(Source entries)

------------------------------------------------------------------------

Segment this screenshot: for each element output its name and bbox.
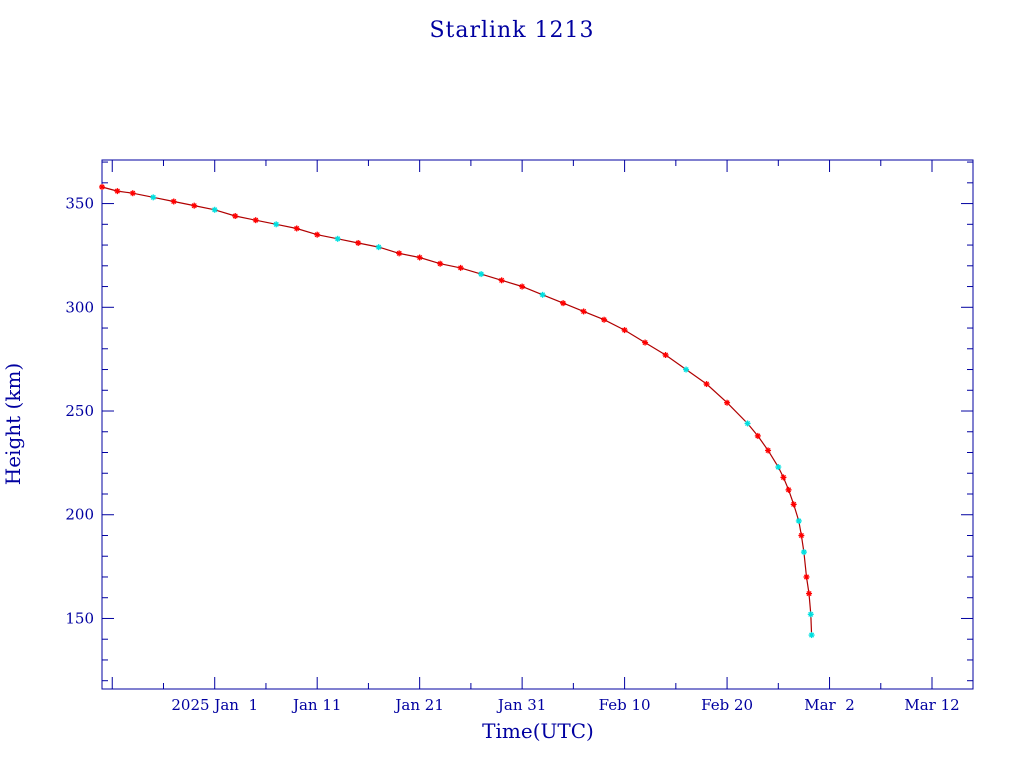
data-point [560,300,567,307]
data-point [129,190,136,197]
y-tick-label: 350 [65,195,94,213]
y-axis-label: Height (km) [1,363,25,485]
data-point [99,183,105,190]
data-point [396,250,403,257]
data-point [437,260,444,267]
data-point [539,291,546,298]
data-point [191,202,198,209]
chart-title: Starlink 1213 [429,18,594,43]
data-point [800,549,807,556]
x-tick-label: Jan 31 [496,696,546,714]
data-point [601,316,608,323]
x-axis-label: Time(UTC) [482,719,594,743]
x-tick-label: Jan 21 [393,696,443,714]
data-point [803,573,810,580]
x-tick-label: Feb 10 [599,696,651,714]
data-point [375,244,382,251]
data-point [754,432,761,439]
data-point [293,225,300,232]
data-point [790,501,797,508]
x-tick-label: Jan 11 [291,696,341,714]
data-point [150,194,157,201]
data-point [355,239,362,246]
data-point [114,188,121,195]
data-point [519,283,526,290]
x-tick-label: Mar 2 [804,696,855,714]
data-point [780,474,787,481]
x-tick-label: Feb 20 [701,696,753,714]
data-point [457,264,464,271]
data-point [683,366,690,373]
y-tick-label: 300 [65,298,94,316]
data-point [795,517,802,524]
data-point [416,254,423,261]
data-point [498,277,505,284]
data-point [785,486,792,493]
data-point [478,271,485,278]
data-point [744,420,751,427]
data-point [642,339,649,346]
data-point [273,221,280,228]
x-tick-label: 2025 Jan 1 [171,696,258,714]
data-point [703,381,710,388]
data-point [232,213,239,220]
y-tick-label: 250 [65,402,94,420]
data-point [580,308,587,315]
data-point [334,235,341,242]
plot-frame [101,159,974,690]
data-point [252,217,259,224]
data-point [211,206,218,213]
data-point [806,590,813,597]
axis-ticks [102,160,973,689]
y-tick-label: 200 [65,506,94,524]
data-point [765,447,772,454]
x-tick-label: Mar 12 [904,696,959,714]
y-tick-label: 150 [65,609,94,627]
data-markers [99,183,815,639]
data-point [170,198,177,205]
data-point [662,352,669,359]
data-point [808,632,815,639]
data-point [621,327,628,334]
data-point [775,464,782,471]
height-curve [101,186,813,636]
data-point [798,532,805,539]
axis-tick-labels: 150 200 250 300 350 2025 Jan 1 Jan 11 Jan 21 Jan… [65,195,959,714]
data-point [314,231,321,238]
data-point [724,399,731,406]
data-point [807,611,814,618]
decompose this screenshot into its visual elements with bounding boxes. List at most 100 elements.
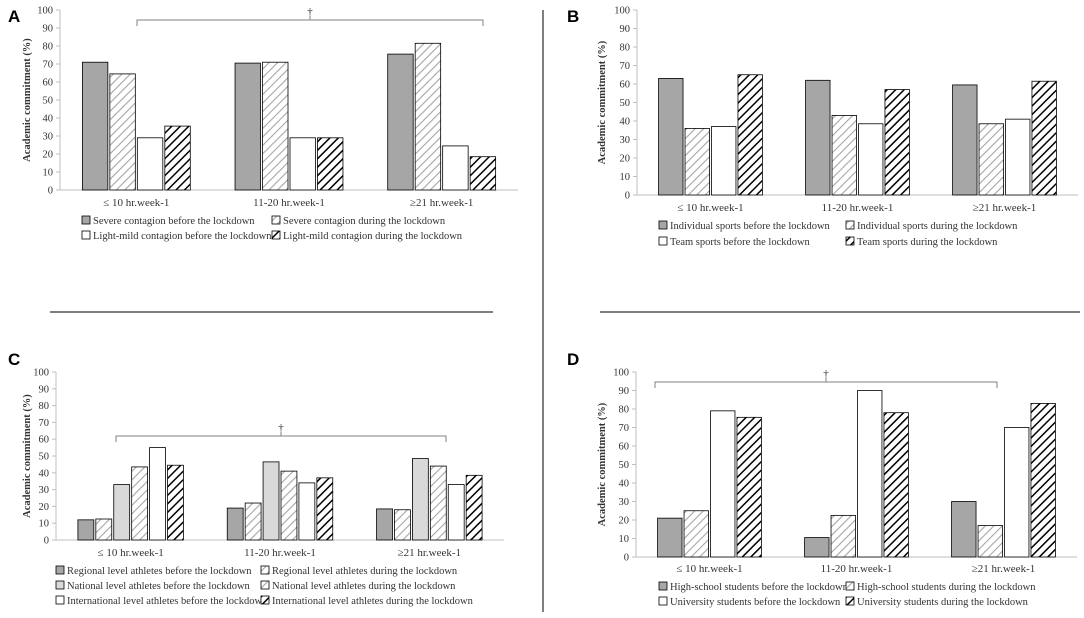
bar	[442, 145, 469, 191]
bar	[289, 137, 316, 191]
bar	[683, 510, 709, 558]
category-label: ≤ 10 hr.week-1	[98, 547, 164, 559]
bar	[858, 123, 884, 196]
bar	[1030, 403, 1056, 558]
panel-b: B 0 10 20 30 40 50 60 70 80 90 100 Academic commitme…	[567, 6, 1078, 248]
legend-label: High-school students during the lockdown	[857, 582, 1036, 593]
bar	[831, 115, 857, 196]
bar	[711, 126, 737, 196]
legend-swatch	[845, 220, 855, 230]
y-axis-label: Academic commitment (%)	[597, 40, 608, 164]
bar	[978, 123, 1004, 196]
y-tick-label: 70	[43, 60, 54, 71]
category-label: ≥21 hr.week-1	[398, 547, 461, 559]
y-tick-label: 0	[48, 186, 53, 197]
bar	[149, 447, 166, 541]
y-tick-label: 60	[39, 435, 50, 446]
legend-label: Severe contagion before the lockdown	[93, 216, 255, 227]
bar	[1005, 118, 1031, 196]
bar	[469, 156, 497, 191]
y-tick-label: 60	[43, 78, 54, 89]
y-tick-label: 40	[39, 468, 50, 479]
bar	[136, 137, 164, 191]
bar	[244, 502, 262, 541]
category-label: 11-20 hr.week-1	[822, 202, 894, 214]
bar	[736, 416, 762, 558]
bar	[81, 61, 109, 191]
significance-bracket	[115, 432, 447, 442]
y-tick-label: 0	[625, 191, 630, 202]
y-tick-label: 50	[43, 96, 54, 107]
bar	[109, 73, 136, 191]
bar	[710, 410, 736, 558]
bar	[376, 508, 393, 541]
legend-label: Individual sports before the lockdown	[670, 221, 831, 232]
y-tick-label: 80	[39, 401, 50, 412]
legend-swatch	[81, 230, 91, 240]
panel-d: D 0 10 20 30 40 50 60 70 80 90 100 Academic commitme…	[567, 350, 1077, 608]
y-tick-label: 10	[619, 534, 630, 545]
y-tick-label: 70	[39, 418, 50, 429]
bar	[684, 127, 710, 196]
bar	[164, 125, 191, 191]
y-tick-label: 40	[619, 479, 630, 490]
bar	[131, 466, 148, 541]
panel-letter: C	[8, 350, 20, 369]
legend-swatch	[658, 236, 668, 246]
legend-swatch	[81, 215, 91, 225]
legend-label: International level athletes during the …	[272, 596, 474, 607]
legend-label: University students before the lockdown	[670, 597, 841, 608]
bar	[658, 78, 684, 196]
y-tick-label: 100	[614, 6, 630, 17]
panel-c: C 0 10 20 30 40 50 60 70 80 90 100 Academic commitme…	[8, 350, 504, 607]
bar	[412, 458, 429, 541]
category-label: 11-20 hr.week-1	[244, 547, 316, 559]
bar	[805, 79, 831, 196]
significance-bracket	[136, 16, 484, 26]
panel-a: A 0 10 20 30 40 50 60 70 80 90 100 Academic commitme…	[8, 6, 518, 242]
bar	[280, 470, 298, 541]
y-tick-label: 30	[43, 132, 54, 143]
y-tick-label: 70	[620, 61, 631, 72]
bar	[465, 474, 483, 541]
bar	[830, 514, 856, 558]
bar	[262, 61, 289, 191]
y-tick-label: 50	[39, 452, 50, 463]
y-tick-label: 20	[619, 516, 630, 527]
legend-label: National level athletes before the lockd…	[67, 581, 251, 592]
category-label: 11-20 hr.week-1	[253, 197, 325, 209]
y-tick-label: 10	[620, 172, 631, 183]
bar	[95, 518, 113, 541]
significance-marker: †	[278, 422, 284, 434]
legend-swatch	[55, 580, 65, 590]
bar	[234, 62, 261, 191]
y-tick-label: 60	[620, 80, 631, 91]
legend-label: Team sports during the lockdown	[857, 237, 998, 248]
y-tick-label: 90	[620, 24, 631, 35]
bar	[387, 53, 414, 191]
y-tick-label: 70	[619, 423, 630, 434]
legend-swatch	[55, 565, 65, 575]
category-label: ≤ 10 hr.week-1	[676, 563, 742, 575]
bar	[737, 74, 763, 196]
y-tick-label: 10	[39, 519, 50, 530]
y-tick-label: 90	[619, 386, 630, 397]
panel-letter: B	[567, 7, 579, 26]
y-tick-label: 0	[624, 553, 629, 564]
legend-label: Light-mild contagion before the lockdown	[93, 231, 272, 242]
category-label: 11-20 hr.week-1	[821, 563, 893, 575]
y-tick-label: 20	[39, 502, 50, 513]
bar	[857, 390, 883, 558]
bar	[883, 412, 909, 558]
legend-label: High-school students before the lockdown	[670, 582, 849, 593]
legend-label: International level athletes before the …	[67, 596, 268, 607]
y-tick-label: 80	[43, 42, 54, 53]
significance-marker: †	[307, 6, 313, 18]
legend-label: University students during the lockdown	[857, 597, 1029, 608]
significance-bracket	[654, 378, 998, 388]
y-tick-label: 90	[43, 24, 54, 35]
bar	[167, 464, 184, 541]
legend-swatch	[271, 215, 281, 225]
bar	[977, 525, 1003, 558]
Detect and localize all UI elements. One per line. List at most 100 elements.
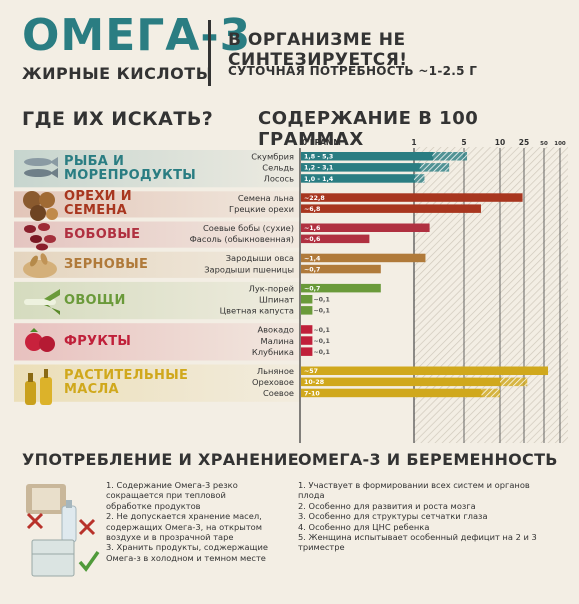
bar-value-label: ~57 bbox=[304, 368, 318, 375]
bar-range-hatch bbox=[414, 174, 425, 183]
daily-need: СУТОЧНАЯ ПОТРЕБНОСТЬ ~1-2.5 Г bbox=[228, 64, 478, 78]
row-label: Малина bbox=[261, 336, 294, 346]
bar-value-label: 10-28 bbox=[304, 379, 324, 386]
bar-value-label: ~0,1 bbox=[313, 338, 329, 345]
category-band bbox=[14, 221, 300, 248]
usage-list: 1. Содержание Омега-3 резко сокращается п… bbox=[106, 480, 296, 563]
nut-icon bbox=[20, 188, 60, 226]
bar bbox=[301, 223, 430, 232]
bar bbox=[301, 377, 501, 387]
bar bbox=[301, 152, 434, 161]
category-band bbox=[14, 191, 300, 218]
raspberry-icon bbox=[20, 326, 60, 362]
axis-tick-label: 50 bbox=[540, 141, 548, 147]
bar bbox=[301, 336, 313, 345]
category-label: БОБОВЫЕ bbox=[64, 226, 141, 242]
bar bbox=[301, 204, 481, 213]
fish-icon bbox=[20, 153, 60, 187]
bar-value-label: ~0,1 bbox=[313, 297, 329, 304]
row-label: Сельдь bbox=[262, 163, 294, 173]
category-label: ЗЕРНОВЫЕ bbox=[64, 256, 149, 272]
bar-range-hatch bbox=[432, 152, 468, 161]
usage-list-line: сокращается при тепловой bbox=[106, 490, 226, 501]
row-label: Зародыши пшеницы bbox=[204, 264, 294, 274]
bar bbox=[301, 295, 313, 304]
row-label: Соевое bbox=[263, 388, 294, 398]
axis-tick-label: 25 bbox=[519, 138, 529, 147]
category-label: ОРЕХИ И СЕМЕНА bbox=[64, 189, 132, 219]
usage-list-line: содержащих Омега-3, на открытом bbox=[106, 521, 262, 532]
bar-value-label: 1,2 - 3,1 bbox=[304, 165, 333, 172]
usage-list-line: 1. Содержание Омега-3 резко bbox=[106, 480, 238, 490]
bar bbox=[301, 388, 483, 398]
bar-value-label: 1,8 - 5,3 bbox=[304, 154, 333, 161]
bean-icon bbox=[20, 219, 60, 255]
bar bbox=[301, 347, 313, 356]
axis-tick-label: 0 ГРАММ bbox=[302, 138, 341, 147]
pregnancy-list: 1. Участвует в формировании всех систем … bbox=[298, 480, 568, 553]
bar-range-hatch bbox=[500, 377, 528, 387]
pregnancy-list-line: 4. Особенно для ЦНС ребенка bbox=[298, 521, 430, 532]
usage-list-line: 2. Не допускается хранение масел, bbox=[106, 511, 262, 522]
axis-tick-label: 5 bbox=[461, 138, 466, 147]
bar-value-label: ~1,4 bbox=[304, 255, 321, 262]
category-label: РАСТИТЕЛЬНЫЕ МАСЛА bbox=[64, 368, 189, 398]
page-title: ОМЕГА-3 bbox=[22, 10, 252, 61]
check-icon bbox=[78, 550, 100, 572]
axis-tick-label: 1 bbox=[411, 138, 416, 147]
hatched-region bbox=[414, 147, 568, 443]
leek-icon bbox=[20, 285, 60, 321]
bar-value-label: ~22,8 bbox=[304, 195, 325, 202]
row-label: Авокадо bbox=[257, 325, 294, 335]
usage-list-line: воздухе и в прозрачной таре bbox=[106, 532, 234, 543]
bar-value-label: ~0,7 bbox=[304, 286, 320, 293]
pregnancy-heading: ОМЕГА-3 И БЕРЕМЕННОСТЬ bbox=[298, 450, 558, 469]
bar-value-label: ~0,1 bbox=[313, 349, 329, 356]
row-label: Скумбрия bbox=[251, 152, 294, 162]
row-label: Шпинат bbox=[259, 295, 294, 305]
category-label: РЫБА И МОРЕПРОДУКТЫ bbox=[64, 153, 197, 183]
bar bbox=[301, 325, 313, 334]
content-heading: СОДЕРЖАНИЕ В 100 ГРАММАХ bbox=[258, 108, 479, 150]
row-label: Соевые бобы (сухие) bbox=[203, 223, 294, 233]
header-divider bbox=[208, 20, 211, 86]
category-band bbox=[14, 150, 300, 188]
bar bbox=[301, 253, 426, 263]
bar bbox=[301, 163, 421, 172]
category-label: ОВОЩИ bbox=[64, 292, 126, 308]
bar bbox=[301, 283, 381, 293]
bar-value-label: ~0,6 bbox=[304, 236, 321, 243]
pregnancy-list-line: плода bbox=[298, 490, 325, 501]
oil-bottle-icon bbox=[20, 367, 60, 411]
bar-value-label: 1,0 - 1,4 bbox=[304, 176, 334, 183]
usage-list-line: Омега-з в холодном и темном месте bbox=[106, 552, 266, 563]
row-label: Грецкие орехи bbox=[229, 204, 294, 214]
omega3-content-chart: 0 ГРАММ 1 5 10 25 50 100 Скумбрия 1,8 - 5,3 Сель… bbox=[14, 138, 568, 443]
row-label: Ореховое bbox=[252, 377, 294, 387]
pregnancy-list-line: триместре bbox=[298, 542, 345, 553]
category-band bbox=[14, 364, 300, 402]
row-label: Лук-порей bbox=[249, 283, 294, 293]
prohibit-cross-icon-2 bbox=[78, 518, 96, 536]
bar-range-hatch bbox=[481, 388, 500, 398]
pregnancy-list-line: 2. Особенно для развития и роста мозга bbox=[298, 500, 476, 511]
axis-tick-label: 10 bbox=[495, 138, 505, 147]
page-subtitle: ЖИРНЫЕ КИСЛОТЫ bbox=[22, 64, 213, 83]
prohibit-cross-icon bbox=[26, 512, 44, 530]
pregnancy-list-line: 1. Участвует в формировании всех систем … bbox=[298, 480, 530, 490]
row-label: Цветная капуста bbox=[220, 306, 294, 316]
bar bbox=[301, 306, 313, 315]
axis-tick-label: 100 bbox=[554, 141, 566, 147]
row-label: Семена льна bbox=[238, 193, 294, 203]
bar bbox=[301, 366, 549, 375]
bar bbox=[301, 264, 381, 274]
bar bbox=[301, 193, 523, 202]
bar-range-hatch bbox=[419, 163, 450, 172]
storage-illustration bbox=[26, 484, 100, 577]
bar-value-label: ~1,6 bbox=[304, 225, 321, 232]
synthesis-fact: В ОРГАНИЗМЕ НЕ СИНТЕЗИРУЕТСЯ! bbox=[228, 30, 408, 70]
row-label: Лосось bbox=[264, 174, 295, 184]
bar-value-label: 7-10 bbox=[304, 390, 320, 397]
row-label: Фасоль (обыкновенная) bbox=[190, 234, 294, 244]
bar bbox=[301, 234, 370, 244]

------------------------------------------------------------------------

• To be done: Can you copy, unchanged, the part of the entries that opens with the line containing "data-point [560,300,567,307]" and closes with the line containing "data-point [744,420,751,427]", including both of those lines?

• Exercise answer:
data-point [560,300,567,307]
data-point [129,190,136,197]
y-tick-label: 350 [65,195,94,213]
y-axis-label: Height (km) [1,363,25,485]
data-point [99,183,105,190]
data-point [396,250,403,257]
data-point [437,260,444,267]
data-point [539,291,546,298]
data-point [191,202,198,209]
chart-title: Starlink 1213 [429,18,594,43]
data-point [800,549,807,556]
x-tick-label: Jan 31 [496,696,546,714]
data-point [601,316,608,323]
x-axis-label: Time(UTC) [482,719,594,743]
x-tick-label: Jan 21 [393,696,443,714]
data-point [803,573,810,580]
x-tick-label: Feb 10 [599,696,651,714]
data-point [375,244,382,251]
data-point [754,432,761,439]
data-point [293,225,300,232]
data-point [790,501,797,508]
x-tick-label: Jan 11 [291,696,341,714]
data-point [150,194,157,201]
data-point [355,239,362,246]
data-point [114,188,121,195]
data-point [519,283,526,290]
x-tick-label: Mar 2 [804,696,855,714]
data-point [780,474,787,481]
x-tick-label: Feb 20 [701,696,753,714]
data-point [457,264,464,271]
data-point [683,366,690,373]
y-tick-label: 300 [65,298,94,316]
data-point [795,517,802,524]
data-point [416,254,423,261]
data-point [498,277,505,284]
data-point [785,486,792,493]
data-point [478,271,485,278]
data-point [744,420,751,427]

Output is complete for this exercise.